═══ DATA

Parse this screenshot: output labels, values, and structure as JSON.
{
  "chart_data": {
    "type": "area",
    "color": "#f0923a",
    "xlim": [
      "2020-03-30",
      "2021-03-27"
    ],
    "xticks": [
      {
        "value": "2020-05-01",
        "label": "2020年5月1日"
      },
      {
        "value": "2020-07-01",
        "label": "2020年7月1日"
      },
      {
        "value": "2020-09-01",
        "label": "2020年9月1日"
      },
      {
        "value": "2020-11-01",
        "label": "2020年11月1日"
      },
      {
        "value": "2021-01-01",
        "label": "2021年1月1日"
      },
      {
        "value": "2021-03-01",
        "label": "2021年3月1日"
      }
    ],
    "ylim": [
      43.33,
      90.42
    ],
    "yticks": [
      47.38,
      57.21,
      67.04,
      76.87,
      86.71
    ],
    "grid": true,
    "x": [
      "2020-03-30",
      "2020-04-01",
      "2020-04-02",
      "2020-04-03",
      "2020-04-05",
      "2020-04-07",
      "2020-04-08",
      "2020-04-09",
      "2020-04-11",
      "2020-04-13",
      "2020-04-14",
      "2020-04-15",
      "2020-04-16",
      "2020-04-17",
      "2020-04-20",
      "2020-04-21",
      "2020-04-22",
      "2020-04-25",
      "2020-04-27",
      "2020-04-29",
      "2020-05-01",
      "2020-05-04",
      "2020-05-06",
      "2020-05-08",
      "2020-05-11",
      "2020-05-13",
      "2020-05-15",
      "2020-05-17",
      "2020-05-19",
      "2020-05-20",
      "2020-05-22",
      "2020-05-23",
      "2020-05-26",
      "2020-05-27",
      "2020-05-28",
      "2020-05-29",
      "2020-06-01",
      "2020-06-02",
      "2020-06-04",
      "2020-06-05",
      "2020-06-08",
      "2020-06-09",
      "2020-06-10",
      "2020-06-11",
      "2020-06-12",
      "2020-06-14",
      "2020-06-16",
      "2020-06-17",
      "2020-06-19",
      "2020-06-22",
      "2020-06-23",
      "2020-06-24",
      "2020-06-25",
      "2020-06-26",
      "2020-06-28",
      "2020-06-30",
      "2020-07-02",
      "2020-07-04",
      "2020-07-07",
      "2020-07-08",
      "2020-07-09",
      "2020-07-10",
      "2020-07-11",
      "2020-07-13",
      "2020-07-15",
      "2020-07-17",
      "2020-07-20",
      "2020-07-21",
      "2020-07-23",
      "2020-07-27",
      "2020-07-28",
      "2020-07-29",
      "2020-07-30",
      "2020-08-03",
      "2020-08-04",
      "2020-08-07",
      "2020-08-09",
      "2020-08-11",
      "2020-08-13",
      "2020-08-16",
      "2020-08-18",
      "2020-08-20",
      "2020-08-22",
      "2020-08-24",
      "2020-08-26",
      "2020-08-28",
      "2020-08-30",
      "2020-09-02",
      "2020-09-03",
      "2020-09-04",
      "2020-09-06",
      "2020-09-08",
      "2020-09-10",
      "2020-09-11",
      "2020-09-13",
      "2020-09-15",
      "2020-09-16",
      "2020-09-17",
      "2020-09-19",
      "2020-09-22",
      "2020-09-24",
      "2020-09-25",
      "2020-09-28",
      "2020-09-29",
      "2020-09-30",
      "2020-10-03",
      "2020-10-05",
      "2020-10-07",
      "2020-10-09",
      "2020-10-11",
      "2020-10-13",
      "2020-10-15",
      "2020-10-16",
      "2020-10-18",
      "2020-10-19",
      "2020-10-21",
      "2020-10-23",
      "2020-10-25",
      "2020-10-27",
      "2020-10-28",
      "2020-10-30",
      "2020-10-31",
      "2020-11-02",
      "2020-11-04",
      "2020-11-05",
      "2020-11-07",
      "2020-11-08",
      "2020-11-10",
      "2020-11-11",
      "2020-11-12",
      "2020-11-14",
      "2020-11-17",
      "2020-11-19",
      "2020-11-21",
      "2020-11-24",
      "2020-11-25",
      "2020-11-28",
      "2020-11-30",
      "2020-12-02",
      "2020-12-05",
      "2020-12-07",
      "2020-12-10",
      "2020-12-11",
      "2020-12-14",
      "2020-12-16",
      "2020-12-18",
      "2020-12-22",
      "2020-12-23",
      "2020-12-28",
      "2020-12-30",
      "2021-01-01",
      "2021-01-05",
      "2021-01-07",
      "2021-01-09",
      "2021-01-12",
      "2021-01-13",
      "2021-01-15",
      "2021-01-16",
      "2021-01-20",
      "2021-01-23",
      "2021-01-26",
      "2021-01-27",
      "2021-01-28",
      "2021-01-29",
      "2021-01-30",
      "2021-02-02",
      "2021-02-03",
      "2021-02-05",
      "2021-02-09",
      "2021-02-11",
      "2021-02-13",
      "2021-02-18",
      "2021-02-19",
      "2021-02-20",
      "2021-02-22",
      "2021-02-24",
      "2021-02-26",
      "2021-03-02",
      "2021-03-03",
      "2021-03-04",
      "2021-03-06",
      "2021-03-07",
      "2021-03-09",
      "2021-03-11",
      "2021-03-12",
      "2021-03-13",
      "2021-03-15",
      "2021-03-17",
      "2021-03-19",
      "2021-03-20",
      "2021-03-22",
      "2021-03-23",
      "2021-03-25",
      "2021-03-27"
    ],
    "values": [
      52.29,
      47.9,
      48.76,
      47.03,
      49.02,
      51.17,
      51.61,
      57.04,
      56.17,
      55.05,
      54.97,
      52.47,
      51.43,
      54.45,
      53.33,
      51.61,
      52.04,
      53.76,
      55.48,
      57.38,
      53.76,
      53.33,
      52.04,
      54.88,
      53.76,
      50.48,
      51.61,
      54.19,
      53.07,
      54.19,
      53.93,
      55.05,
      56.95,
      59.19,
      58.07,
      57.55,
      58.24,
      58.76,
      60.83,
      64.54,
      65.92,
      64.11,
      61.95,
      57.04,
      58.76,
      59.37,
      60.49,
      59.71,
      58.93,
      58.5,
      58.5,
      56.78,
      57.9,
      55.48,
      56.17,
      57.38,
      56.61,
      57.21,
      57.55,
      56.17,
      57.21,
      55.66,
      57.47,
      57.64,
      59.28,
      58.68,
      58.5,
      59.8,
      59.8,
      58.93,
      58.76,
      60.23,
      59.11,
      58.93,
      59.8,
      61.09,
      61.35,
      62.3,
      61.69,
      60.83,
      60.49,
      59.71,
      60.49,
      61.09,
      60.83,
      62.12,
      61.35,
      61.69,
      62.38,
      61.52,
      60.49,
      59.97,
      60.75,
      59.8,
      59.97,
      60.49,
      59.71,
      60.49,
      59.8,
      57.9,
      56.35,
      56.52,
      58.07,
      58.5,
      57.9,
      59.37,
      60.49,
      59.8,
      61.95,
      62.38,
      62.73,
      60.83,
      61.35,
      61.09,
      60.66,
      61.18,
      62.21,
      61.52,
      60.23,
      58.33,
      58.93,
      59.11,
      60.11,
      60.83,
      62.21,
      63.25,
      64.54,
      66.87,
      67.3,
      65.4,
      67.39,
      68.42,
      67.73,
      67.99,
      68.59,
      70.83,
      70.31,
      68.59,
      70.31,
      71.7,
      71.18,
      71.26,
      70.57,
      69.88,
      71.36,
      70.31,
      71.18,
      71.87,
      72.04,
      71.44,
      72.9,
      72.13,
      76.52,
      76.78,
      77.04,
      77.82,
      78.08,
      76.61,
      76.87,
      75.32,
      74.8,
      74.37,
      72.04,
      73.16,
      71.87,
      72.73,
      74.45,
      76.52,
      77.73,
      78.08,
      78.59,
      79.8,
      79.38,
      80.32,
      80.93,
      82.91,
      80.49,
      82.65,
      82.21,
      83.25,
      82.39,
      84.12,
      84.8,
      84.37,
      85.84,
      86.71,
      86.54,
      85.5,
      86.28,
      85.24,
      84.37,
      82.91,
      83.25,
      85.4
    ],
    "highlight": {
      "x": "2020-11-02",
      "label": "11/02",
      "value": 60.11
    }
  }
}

══════

DIRECTIVE
Gather from the records above every line containing the string "values".

TASK RESPONSE
Parse this screenshot: output labels, values, and structure as JSON.
    "values": [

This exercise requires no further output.